Exercise directions:
Filter the records for lines holding the string "Закупка".

Information given:
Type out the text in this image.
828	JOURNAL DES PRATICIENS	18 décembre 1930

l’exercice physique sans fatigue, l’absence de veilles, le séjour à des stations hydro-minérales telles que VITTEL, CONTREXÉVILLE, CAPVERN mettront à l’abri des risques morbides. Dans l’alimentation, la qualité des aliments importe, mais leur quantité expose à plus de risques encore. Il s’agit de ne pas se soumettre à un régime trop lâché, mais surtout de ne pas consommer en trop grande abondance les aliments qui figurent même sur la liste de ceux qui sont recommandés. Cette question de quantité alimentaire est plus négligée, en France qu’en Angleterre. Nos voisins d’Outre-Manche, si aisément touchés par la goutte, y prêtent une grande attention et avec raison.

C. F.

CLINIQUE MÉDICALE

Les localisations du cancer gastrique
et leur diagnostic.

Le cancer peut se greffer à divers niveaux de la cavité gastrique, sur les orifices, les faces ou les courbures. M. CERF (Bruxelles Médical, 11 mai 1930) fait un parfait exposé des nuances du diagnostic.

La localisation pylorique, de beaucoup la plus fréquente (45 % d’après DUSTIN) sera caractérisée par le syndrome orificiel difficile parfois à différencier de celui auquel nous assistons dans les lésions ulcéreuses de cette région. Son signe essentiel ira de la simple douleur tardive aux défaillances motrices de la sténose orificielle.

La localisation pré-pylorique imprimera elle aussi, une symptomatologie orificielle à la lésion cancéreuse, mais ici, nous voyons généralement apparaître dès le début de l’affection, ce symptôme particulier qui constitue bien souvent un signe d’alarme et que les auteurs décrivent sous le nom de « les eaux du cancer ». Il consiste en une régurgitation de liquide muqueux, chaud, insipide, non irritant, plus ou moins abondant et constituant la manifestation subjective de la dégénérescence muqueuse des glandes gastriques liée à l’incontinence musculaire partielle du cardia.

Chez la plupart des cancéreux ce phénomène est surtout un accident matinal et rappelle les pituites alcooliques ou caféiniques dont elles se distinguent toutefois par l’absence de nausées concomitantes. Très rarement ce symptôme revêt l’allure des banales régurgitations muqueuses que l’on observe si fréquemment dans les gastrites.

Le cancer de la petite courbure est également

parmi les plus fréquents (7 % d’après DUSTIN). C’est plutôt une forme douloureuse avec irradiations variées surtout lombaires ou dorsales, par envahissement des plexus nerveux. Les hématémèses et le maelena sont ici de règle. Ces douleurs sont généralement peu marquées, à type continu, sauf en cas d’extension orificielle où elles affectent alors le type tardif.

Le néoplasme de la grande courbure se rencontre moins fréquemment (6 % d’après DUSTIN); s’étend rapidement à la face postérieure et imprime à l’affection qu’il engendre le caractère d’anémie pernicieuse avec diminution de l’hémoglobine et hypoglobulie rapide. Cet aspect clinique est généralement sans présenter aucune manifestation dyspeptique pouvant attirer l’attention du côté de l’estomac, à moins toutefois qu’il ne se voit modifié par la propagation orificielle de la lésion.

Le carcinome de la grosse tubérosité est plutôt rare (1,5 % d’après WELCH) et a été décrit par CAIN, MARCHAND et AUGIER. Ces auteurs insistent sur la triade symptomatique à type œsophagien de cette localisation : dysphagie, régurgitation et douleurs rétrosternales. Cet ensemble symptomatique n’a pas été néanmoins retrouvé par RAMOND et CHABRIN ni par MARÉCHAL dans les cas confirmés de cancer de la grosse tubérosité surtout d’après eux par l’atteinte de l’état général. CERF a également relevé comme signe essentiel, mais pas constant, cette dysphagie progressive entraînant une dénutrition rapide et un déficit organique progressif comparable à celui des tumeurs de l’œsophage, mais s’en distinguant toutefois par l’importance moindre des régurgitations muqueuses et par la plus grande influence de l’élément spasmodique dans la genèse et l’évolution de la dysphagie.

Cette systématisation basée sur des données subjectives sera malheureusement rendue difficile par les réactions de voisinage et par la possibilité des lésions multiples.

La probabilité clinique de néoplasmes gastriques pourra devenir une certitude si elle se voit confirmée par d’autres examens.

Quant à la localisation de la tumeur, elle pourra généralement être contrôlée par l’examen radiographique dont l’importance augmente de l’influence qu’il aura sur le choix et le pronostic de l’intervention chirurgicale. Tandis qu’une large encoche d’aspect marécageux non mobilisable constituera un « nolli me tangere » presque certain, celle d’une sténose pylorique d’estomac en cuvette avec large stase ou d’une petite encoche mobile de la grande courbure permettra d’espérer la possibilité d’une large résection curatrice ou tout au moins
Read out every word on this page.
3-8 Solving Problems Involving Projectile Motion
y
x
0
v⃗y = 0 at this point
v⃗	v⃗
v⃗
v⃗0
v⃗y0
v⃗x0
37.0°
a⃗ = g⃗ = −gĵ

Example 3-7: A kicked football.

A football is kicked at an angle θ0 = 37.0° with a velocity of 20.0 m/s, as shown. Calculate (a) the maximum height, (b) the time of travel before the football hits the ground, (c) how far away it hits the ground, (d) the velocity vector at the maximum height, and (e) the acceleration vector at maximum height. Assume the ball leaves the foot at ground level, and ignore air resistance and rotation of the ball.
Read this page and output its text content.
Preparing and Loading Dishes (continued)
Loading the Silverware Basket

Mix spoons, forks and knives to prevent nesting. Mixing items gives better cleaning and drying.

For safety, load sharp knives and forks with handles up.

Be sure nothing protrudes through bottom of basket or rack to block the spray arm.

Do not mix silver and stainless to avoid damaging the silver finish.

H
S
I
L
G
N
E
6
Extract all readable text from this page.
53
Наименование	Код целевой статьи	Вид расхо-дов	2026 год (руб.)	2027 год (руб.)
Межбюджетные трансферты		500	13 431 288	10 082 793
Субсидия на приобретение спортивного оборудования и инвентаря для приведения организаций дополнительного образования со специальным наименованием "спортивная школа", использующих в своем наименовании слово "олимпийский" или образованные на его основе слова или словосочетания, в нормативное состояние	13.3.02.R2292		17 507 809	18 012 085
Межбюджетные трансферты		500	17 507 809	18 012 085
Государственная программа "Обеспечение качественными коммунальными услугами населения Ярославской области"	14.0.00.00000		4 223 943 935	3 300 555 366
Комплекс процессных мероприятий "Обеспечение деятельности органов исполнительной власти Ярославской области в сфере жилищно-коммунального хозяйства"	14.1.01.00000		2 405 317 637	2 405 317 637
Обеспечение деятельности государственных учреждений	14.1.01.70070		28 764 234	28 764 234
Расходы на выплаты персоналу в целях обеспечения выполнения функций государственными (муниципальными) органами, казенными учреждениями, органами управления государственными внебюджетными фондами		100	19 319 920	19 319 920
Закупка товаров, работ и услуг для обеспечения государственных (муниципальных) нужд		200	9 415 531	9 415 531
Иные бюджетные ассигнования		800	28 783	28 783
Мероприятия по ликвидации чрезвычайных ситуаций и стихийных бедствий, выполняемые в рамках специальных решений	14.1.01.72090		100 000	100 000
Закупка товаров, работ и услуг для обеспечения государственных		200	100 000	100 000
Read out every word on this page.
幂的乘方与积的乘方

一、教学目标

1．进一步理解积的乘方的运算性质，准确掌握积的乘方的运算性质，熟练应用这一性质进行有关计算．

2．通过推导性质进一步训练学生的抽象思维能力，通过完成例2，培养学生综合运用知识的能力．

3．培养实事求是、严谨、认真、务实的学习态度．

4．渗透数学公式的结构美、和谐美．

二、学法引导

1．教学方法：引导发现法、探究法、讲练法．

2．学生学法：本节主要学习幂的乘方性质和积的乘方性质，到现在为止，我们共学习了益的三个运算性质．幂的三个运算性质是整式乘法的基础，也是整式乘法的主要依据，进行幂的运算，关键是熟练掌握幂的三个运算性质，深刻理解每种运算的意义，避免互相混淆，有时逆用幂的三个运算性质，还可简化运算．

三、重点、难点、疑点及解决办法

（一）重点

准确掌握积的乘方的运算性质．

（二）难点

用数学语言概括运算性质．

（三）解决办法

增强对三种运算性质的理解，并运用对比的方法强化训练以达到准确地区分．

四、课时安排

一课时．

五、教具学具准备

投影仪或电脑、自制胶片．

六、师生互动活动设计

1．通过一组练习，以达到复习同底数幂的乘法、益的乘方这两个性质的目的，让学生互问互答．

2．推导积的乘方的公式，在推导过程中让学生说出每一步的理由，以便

Exercise result:
Закупка товаров, работ и услуг для обеспечения государственных (муниципальных) нужд		200	9 415 531	9 415 531
Закупка товаров, работ и услуг для обеспечения государственных		200	100 000	100 000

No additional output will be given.